Task:
Look for "than" in the listing below. Gather each line that contains it.

Given data:
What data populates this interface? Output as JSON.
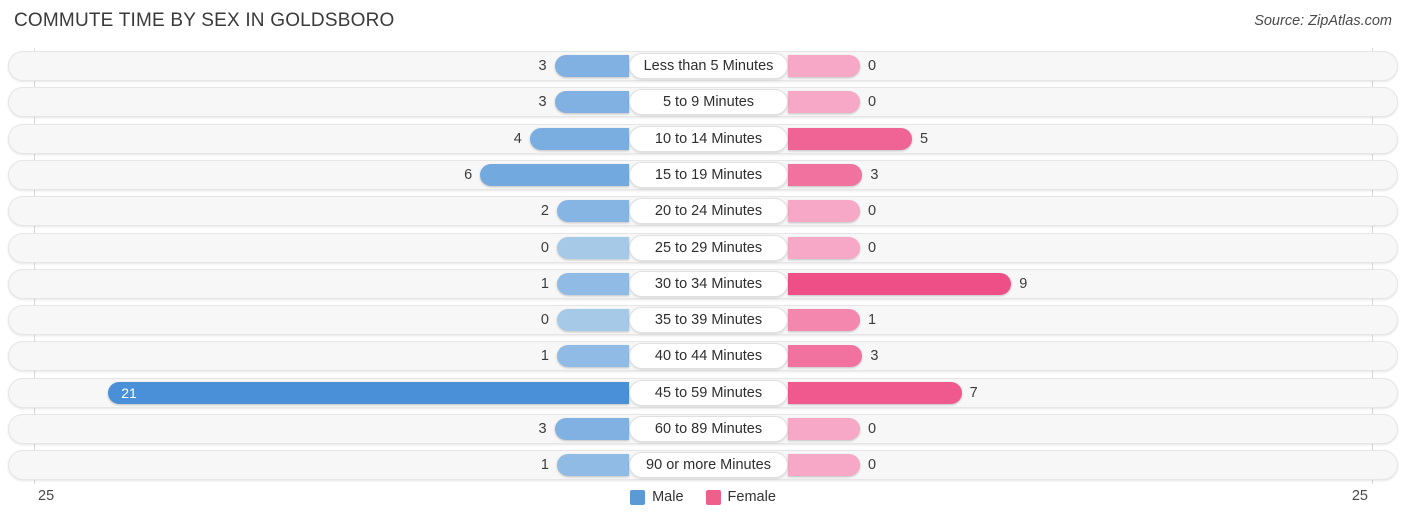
{
  "header": {
    "title": "COMMUTE TIME BY SEX IN GOLDSBORO",
    "source": "Source: ZipAtlas.com"
  },
  "legend": {
    "items": [
      {
        "label": "Male",
        "color": "#5b9bd5"
      },
      {
        "label": "Female",
        "color": "#ee5f8c"
      }
    ]
  },
  "axis": {
    "left_end": "25",
    "right_end": "25",
    "max": 25
  },
  "chart_data": {
    "type": "bar",
    "orientation": "horizontal",
    "style": "diverging-bidirectional",
    "title": "COMMUTE TIME BY SEX IN GOLDSBORO",
    "xlabel": "",
    "ylabel": "",
    "xlim": [
      25,
      25
    ],
    "grid": false,
    "legend_position": "bottom-center",
    "categories": [
      "Less than 5 Minutes",
      "5 to 9 Minutes",
      "10 to 14 Minutes",
      "15 to 19 Minutes",
      "20 to 24 Minutes",
      "25 to 29 Minutes",
      "30 to 34 Minutes",
      "35 to 39 Minutes",
      "40 to 44 Minutes",
      "45 to 59 Minutes",
      "60 to 89 Minutes",
      "90 or more Minutes"
    ],
    "series": [
      {
        "name": "Male",
        "side": "left",
        "values": [
          3,
          3,
          4,
          6,
          2,
          0,
          1,
          0,
          1,
          21,
          3,
          1
        ]
      },
      {
        "name": "Female",
        "side": "right",
        "values": [
          0,
          0,
          5,
          3,
          0,
          0,
          9,
          1,
          3,
          7,
          0,
          0
        ]
      }
    ]
  },
  "rows": [
    {
      "category": "Less than 5 Minutes",
      "male": "3",
      "female": "0"
    },
    {
      "category": "5 to 9 Minutes",
      "male": "3",
      "female": "0"
    },
    {
      "category": "10 to 14 Minutes",
      "male": "4",
      "female": "5"
    },
    {
      "category": "15 to 19 Minutes",
      "male": "6",
      "female": "3"
    },
    {
      "category": "20 to 24 Minutes",
      "male": "2",
      "female": "0"
    },
    {
      "category": "25 to 29 Minutes",
      "male": "0",
      "female": "0"
    },
    {
      "category": "30 to 34 Minutes",
      "male": "1",
      "female": "9"
    },
    {
      "category": "35 to 39 Minutes",
      "male": "0",
      "female": "1"
    },
    {
      "category": "40 to 44 Minutes",
      "male": "1",
      "female": "3"
    },
    {
      "category": "45 to 59 Minutes",
      "male": "21",
      "female": "7"
    },
    {
      "category": "60 to 89 Minutes",
      "male": "3",
      "female": "0"
    },
    {
      "category": "90 or more Minutes",
      "male": "1",
      "female": "0"
    }
  ]
}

Correct result:
      "Less than 5 Minutes",
      "category": "Less than 5 Minutes",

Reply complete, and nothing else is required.